> _Short exercise_
Lines containing the string "thumbs" are to be collected in full.

--- START Record extracts ---

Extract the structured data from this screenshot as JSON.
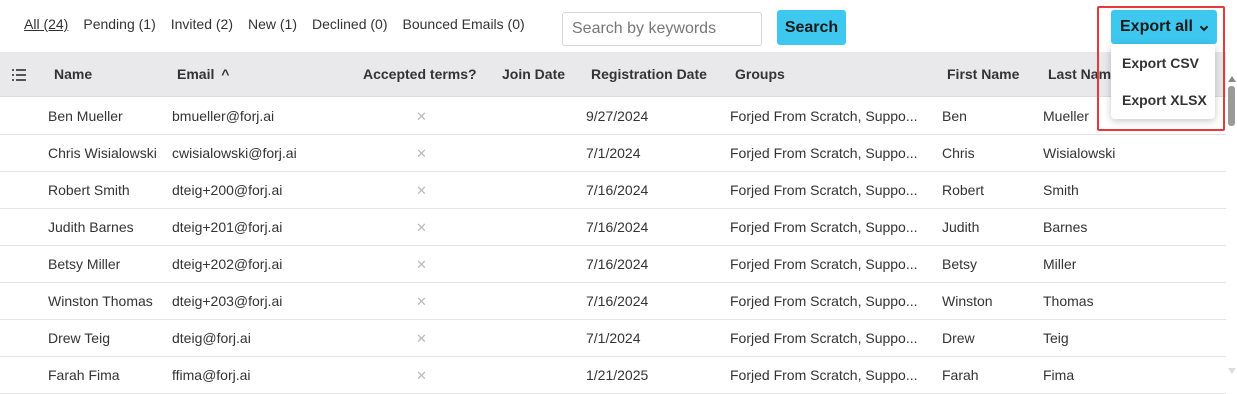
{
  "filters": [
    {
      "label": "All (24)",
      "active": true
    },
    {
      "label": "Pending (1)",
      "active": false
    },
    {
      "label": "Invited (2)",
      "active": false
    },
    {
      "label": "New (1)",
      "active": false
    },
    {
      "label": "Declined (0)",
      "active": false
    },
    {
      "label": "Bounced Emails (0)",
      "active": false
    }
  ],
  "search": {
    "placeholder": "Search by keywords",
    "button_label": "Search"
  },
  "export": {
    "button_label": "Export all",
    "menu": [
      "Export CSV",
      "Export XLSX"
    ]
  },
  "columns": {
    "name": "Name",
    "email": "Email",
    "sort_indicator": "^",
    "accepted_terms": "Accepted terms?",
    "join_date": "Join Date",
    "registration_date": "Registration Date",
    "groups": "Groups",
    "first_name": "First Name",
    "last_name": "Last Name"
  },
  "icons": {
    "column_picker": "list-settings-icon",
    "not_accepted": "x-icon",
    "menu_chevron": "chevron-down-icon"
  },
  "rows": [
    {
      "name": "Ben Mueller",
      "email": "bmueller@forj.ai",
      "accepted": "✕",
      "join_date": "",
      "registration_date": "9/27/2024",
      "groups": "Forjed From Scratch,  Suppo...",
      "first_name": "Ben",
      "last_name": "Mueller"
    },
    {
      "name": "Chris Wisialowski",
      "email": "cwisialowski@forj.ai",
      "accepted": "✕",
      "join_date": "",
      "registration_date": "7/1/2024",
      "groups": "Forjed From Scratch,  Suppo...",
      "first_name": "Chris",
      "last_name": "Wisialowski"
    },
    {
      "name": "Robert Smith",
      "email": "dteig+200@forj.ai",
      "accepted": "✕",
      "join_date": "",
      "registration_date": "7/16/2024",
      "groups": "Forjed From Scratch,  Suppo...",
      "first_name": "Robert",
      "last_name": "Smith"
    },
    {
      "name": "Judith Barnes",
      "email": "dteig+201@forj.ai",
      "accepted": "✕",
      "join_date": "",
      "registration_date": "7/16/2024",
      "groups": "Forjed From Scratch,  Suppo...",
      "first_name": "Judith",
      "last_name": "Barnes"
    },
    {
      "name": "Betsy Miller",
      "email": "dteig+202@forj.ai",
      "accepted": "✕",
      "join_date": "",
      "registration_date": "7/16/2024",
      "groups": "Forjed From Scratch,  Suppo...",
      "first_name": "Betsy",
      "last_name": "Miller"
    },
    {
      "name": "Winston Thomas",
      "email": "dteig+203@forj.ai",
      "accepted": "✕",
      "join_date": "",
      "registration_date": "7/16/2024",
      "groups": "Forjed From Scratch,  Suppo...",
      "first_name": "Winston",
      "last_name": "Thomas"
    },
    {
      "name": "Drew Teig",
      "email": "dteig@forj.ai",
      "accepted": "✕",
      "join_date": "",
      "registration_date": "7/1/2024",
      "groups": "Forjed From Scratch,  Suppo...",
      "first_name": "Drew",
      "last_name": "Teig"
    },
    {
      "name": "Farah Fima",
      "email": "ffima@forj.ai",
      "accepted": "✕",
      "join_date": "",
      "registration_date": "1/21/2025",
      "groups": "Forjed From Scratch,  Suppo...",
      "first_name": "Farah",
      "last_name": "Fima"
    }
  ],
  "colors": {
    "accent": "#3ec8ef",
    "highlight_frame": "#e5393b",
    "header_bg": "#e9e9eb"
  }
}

--- END Record extracts ---
--- START Record extracts ---

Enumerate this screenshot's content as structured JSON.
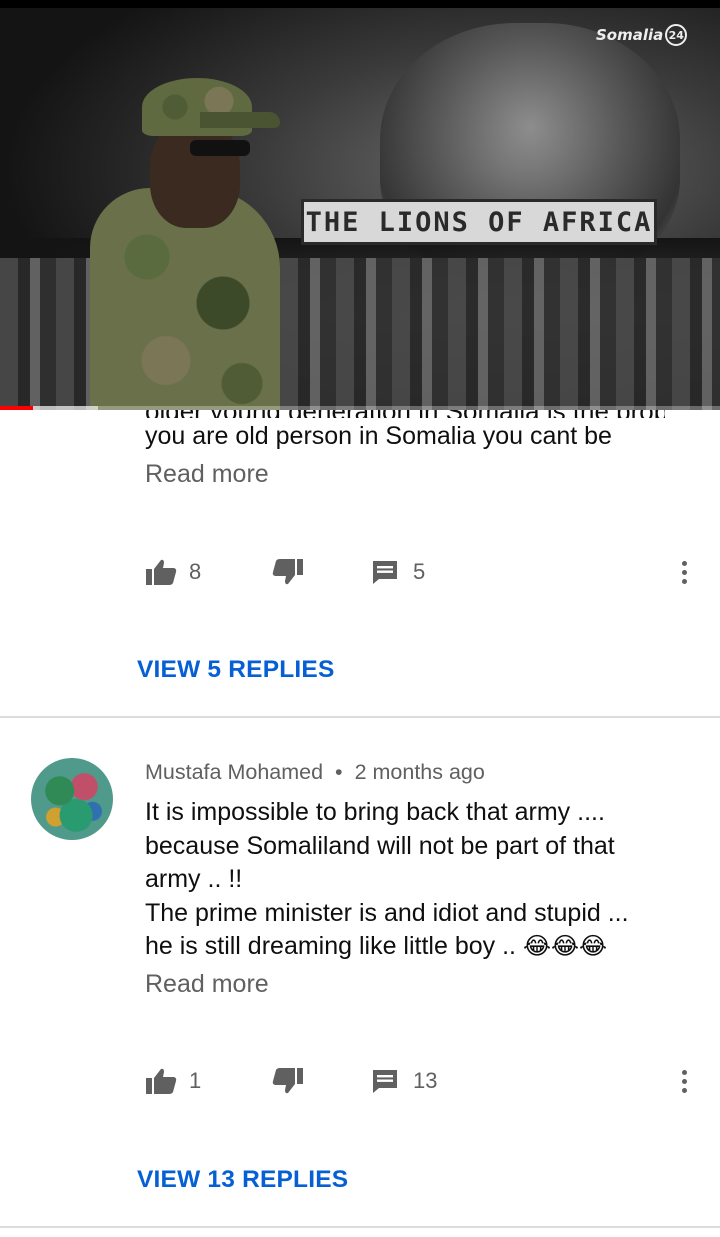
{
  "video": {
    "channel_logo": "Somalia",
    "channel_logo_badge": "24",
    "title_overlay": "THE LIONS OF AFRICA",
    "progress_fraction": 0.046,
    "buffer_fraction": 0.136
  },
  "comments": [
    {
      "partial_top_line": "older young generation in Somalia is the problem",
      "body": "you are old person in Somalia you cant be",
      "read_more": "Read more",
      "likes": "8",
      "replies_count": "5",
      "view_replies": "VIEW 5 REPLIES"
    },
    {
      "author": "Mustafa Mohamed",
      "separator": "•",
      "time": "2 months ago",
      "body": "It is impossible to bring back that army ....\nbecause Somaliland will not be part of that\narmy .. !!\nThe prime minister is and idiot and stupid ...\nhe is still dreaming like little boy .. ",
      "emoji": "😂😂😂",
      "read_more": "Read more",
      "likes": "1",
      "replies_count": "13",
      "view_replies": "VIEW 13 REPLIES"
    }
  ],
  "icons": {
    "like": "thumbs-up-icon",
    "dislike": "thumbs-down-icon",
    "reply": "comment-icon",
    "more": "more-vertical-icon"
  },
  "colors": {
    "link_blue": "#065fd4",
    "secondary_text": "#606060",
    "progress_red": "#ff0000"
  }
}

--- END Record extracts ---

> _Exercise answer_
    "like": "thumbs-up-icon",
    "dislike": "thumbs-down-icon",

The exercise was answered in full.